What is needed
With the pictures left out, copy the listing below exactly.

Provided material
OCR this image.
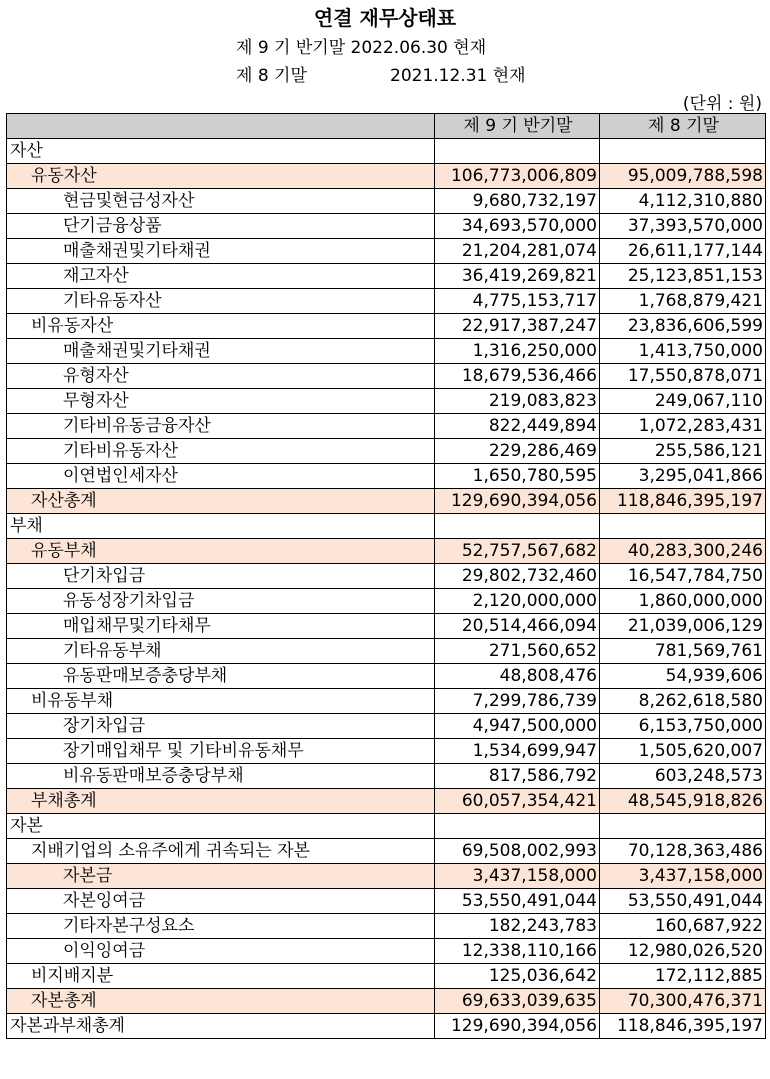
연결 재무상태표
제 9 기 반기말 2022.06.30 현재
제 8 기말	2021.12.31 현재
(단위 : 원)
	제 9 기 반기말	제 8 기말
자산		
유동자산	106,773,006,809	95,009,788,598
현금및현금성자산	9,680,732,197	4,112,310,880
단기금융상품	34,693,570,000	37,393,570,000
매출채권및기타채권	21,204,281,074	26,611,177,144
재고자산	36,419,269,821	25,123,851,153
기타유동자산	4,775,153,717	1,768,879,421
비유동자산	22,917,387,247	23,836,606,599
매출채권및기타채권	1,316,250,000	1,413,750,000
유형자산	18,679,536,466	17,550,878,071
무형자산	219,083,823	249,067,110
기타비유동금융자산	822,449,894	1,072,283,431
기타비유동자산	229,286,469	255,586,121
이연법인세자산	1,650,780,595	3,295,041,866
자산총계	129,690,394,056	118,846,395,197
부채		
유동부채	52,757,567,682	40,283,300,246
단기차입금	29,802,732,460	16,547,784,750
유동성장기차입금	2,120,000,000	1,860,000,000
매입채무및기타채무	20,514,466,094	21,039,006,129
기타유동부채	271,560,652	781,569,761
유동판매보증충당부채	48,808,476	54,939,606
비유동부채	7,299,786,739	8,262,618,580
장기차입금	4,947,500,000	6,153,750,000
장기매입채무 및 기타비유동채무	1,534,699,947	1,505,620,007
비유동판매보증충당부채	817,586,792	603,248,573
부채총계	60,057,354,421	48,545,918,826
자본		
지배기업의 소유주에게 귀속되는 자본	69,508,002,993	70,128,363,486
자본금	3,437,158,000	3,437,158,000
자본잉여금	53,550,491,044	53,550,491,044
기타자본구성요소	182,243,783	160,687,922
이익잉여금	12,338,110,166	12,980,026,520
비지배지분	125,036,642	172,112,885
자본총계	69,633,039,635	70,300,476,371
자본과부채총계	129,690,394,056	118,846,395,197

Exercise answer
OCR this image.
연결 재무상태표
제 9 기 반기말 2022.06.30 현재
제 8 기말	2021.12.31 현재
(단위 : 원)
	제 9 기 반기말	제 8 기말
자산		
유동자산	106,773,006,809	95,009,788,598
현금및현금성자산	9,680,732,197	4,112,310,880
단기금융상품	34,693,570,000	37,393,570,000
매출채권및기타채권	21,204,281,074	26,611,177,144
재고자산	36,419,269,821	25,123,851,153
기타유동자산	4,775,153,717	1,768,879,421
비유동자산	22,917,387,247	23,836,606,599
매출채권및기타채권	1,316,250,000	1,413,750,000
유형자산	18,679,536,466	17,550,878,071
무형자산	219,083,823	249,067,110
기타비유동금융자산	822,449,894	1,072,283,431
기타비유동자산	229,286,469	255,586,121
이연법인세자산	1,650,780,595	3,295,041,866
자산총계	129,690,394,056	118,846,395,197
부채		
유동부채	52,757,567,682	40,283,300,246
단기차입금	29,802,732,460	16,547,784,750
유동성장기차입금	2,120,000,000	1,860,000,000
매입채무및기타채무	20,514,466,094	21,039,006,129
기타유동부채	271,560,652	781,569,761
유동판매보증충당부채	48,808,476	54,939,606
비유동부채	7,299,786,739	8,262,618,580
장기차입금	4,947,500,000	6,153,750,000
장기매입채무 및 기타비유동채무	1,534,699,947	1,505,620,007
비유동판매보증충당부채	817,586,792	603,248,573
부채총계	60,057,354,421	48,545,918,826
자본		
지배기업의 소유주에게 귀속되는 자본	69,508,002,993	70,128,363,486
자본금	3,437,158,000	3,437,158,000
자본잉여금	53,550,491,044	53,550,491,044
기타자본구성요소	182,243,783	160,687,922
이익잉여금	12,338,110,166	12,980,026,520
비지배지분	125,036,642	172,112,885
자본총계	69,633,039,635	70,300,476,371
자본과부채총계	129,690,394,056	118,846,395,197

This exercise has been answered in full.